=== TASK BRIEF ===
Identify each line holding the string "sphere" and copy it.

## START

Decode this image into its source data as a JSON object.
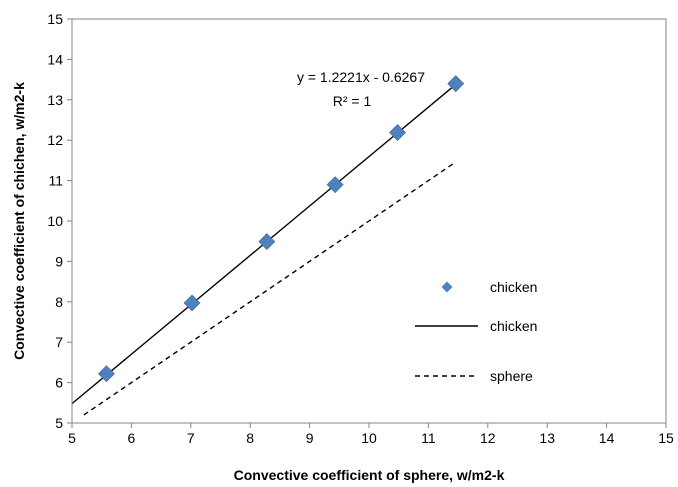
{
  "chart_data": {
    "type": "scatter",
    "xlabel": "Convective coefficient of sphere, w/m2-k",
    "ylabel": "Convective coefficient of chichen, w/m2-k",
    "xlim": [
      5,
      15
    ],
    "ylim": [
      5,
      15
    ],
    "xticks": [
      "5",
      "6",
      "7",
      "8",
      "9",
      "10",
      "11",
      "12",
      "13",
      "14",
      "15"
    ],
    "yticks": [
      "5",
      "6",
      "7",
      "8",
      "9",
      "10",
      "11",
      "12",
      "13",
      "14",
      "15"
    ],
    "grid": false,
    "legend_position": "right",
    "series": [
      {
        "name": "chicken",
        "kind": "markers",
        "marker": "diamond",
        "color": "#4F81BD",
        "x": [
          5.58,
          7.02,
          8.28,
          9.43,
          10.48,
          11.46
        ],
        "y": [
          6.22,
          7.97,
          9.49,
          10.9,
          12.19,
          13.4
        ]
      },
      {
        "name": "chicken",
        "kind": "trendline",
        "line_style": "solid",
        "color": "#000000",
        "x": [
          5.0,
          11.46
        ],
        "y": [
          5.48,
          13.38
        ]
      },
      {
        "name": "sphere",
        "kind": "line",
        "line_style": "dashed",
        "color": "#000000",
        "x": [
          5.2,
          11.46
        ],
        "y": [
          5.2,
          11.46
        ]
      }
    ],
    "annotations": {
      "equation": "y = 1.2221x - 0.6267",
      "r_squared": "R² = 1"
    }
  }
}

## END

=== FINAL RESULT ===
    "xlabel": "Convective coefficient of sphere, w/m2-k",
        "name": "sphere",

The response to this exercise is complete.